## What you need to do
Only the lines holding the string "числа" are needed. Copy each one.

(begin)

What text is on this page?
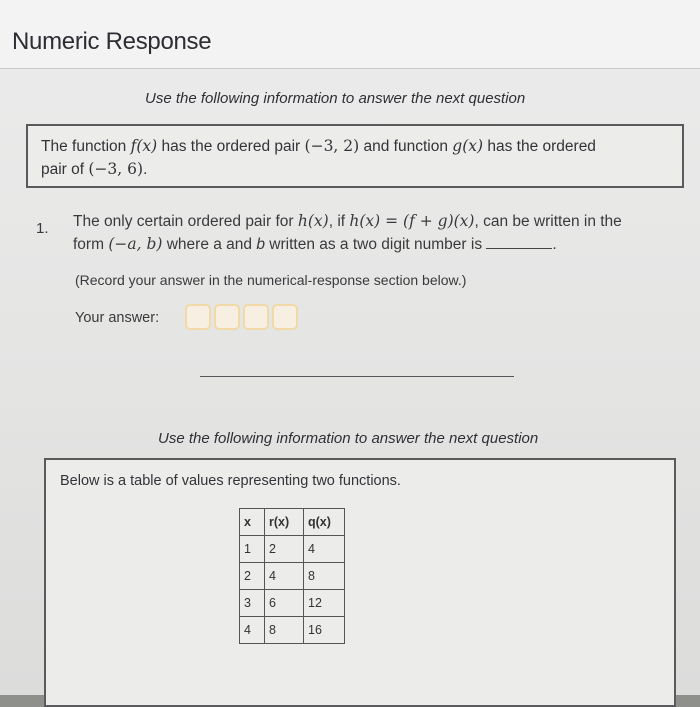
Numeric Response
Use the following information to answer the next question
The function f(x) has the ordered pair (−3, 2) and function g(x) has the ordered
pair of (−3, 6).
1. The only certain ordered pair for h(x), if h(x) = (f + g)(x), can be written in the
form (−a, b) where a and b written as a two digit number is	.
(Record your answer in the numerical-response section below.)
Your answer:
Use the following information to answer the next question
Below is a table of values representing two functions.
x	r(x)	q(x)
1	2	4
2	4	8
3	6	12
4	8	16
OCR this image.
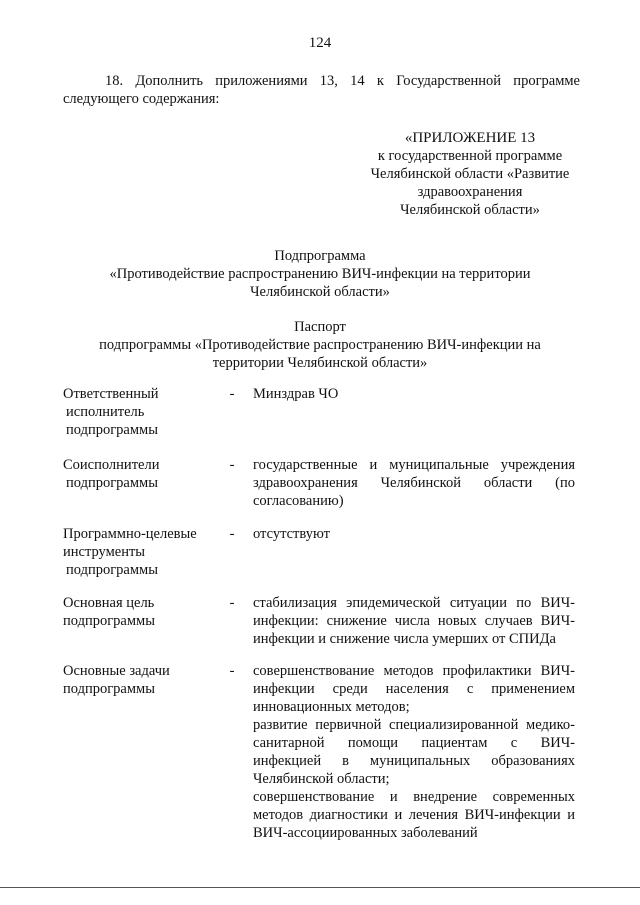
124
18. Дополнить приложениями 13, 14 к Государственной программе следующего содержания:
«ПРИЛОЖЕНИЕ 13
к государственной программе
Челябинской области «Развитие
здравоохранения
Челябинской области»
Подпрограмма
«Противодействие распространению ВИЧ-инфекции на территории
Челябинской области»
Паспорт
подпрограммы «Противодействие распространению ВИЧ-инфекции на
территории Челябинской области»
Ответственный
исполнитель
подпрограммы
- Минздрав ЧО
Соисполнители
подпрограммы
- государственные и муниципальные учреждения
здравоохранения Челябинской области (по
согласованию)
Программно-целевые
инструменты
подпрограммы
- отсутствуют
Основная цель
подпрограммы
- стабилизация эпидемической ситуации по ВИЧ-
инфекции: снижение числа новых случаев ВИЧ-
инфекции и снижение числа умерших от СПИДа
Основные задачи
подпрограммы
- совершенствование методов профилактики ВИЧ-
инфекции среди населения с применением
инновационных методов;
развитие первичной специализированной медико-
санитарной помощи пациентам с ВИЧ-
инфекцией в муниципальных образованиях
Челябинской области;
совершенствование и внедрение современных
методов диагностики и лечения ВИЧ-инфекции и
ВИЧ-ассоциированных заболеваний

(end)

## Written response
инфекции: снижение числа новых случаев ВИЧ-
инфекции и снижение числа умерших от СПИДа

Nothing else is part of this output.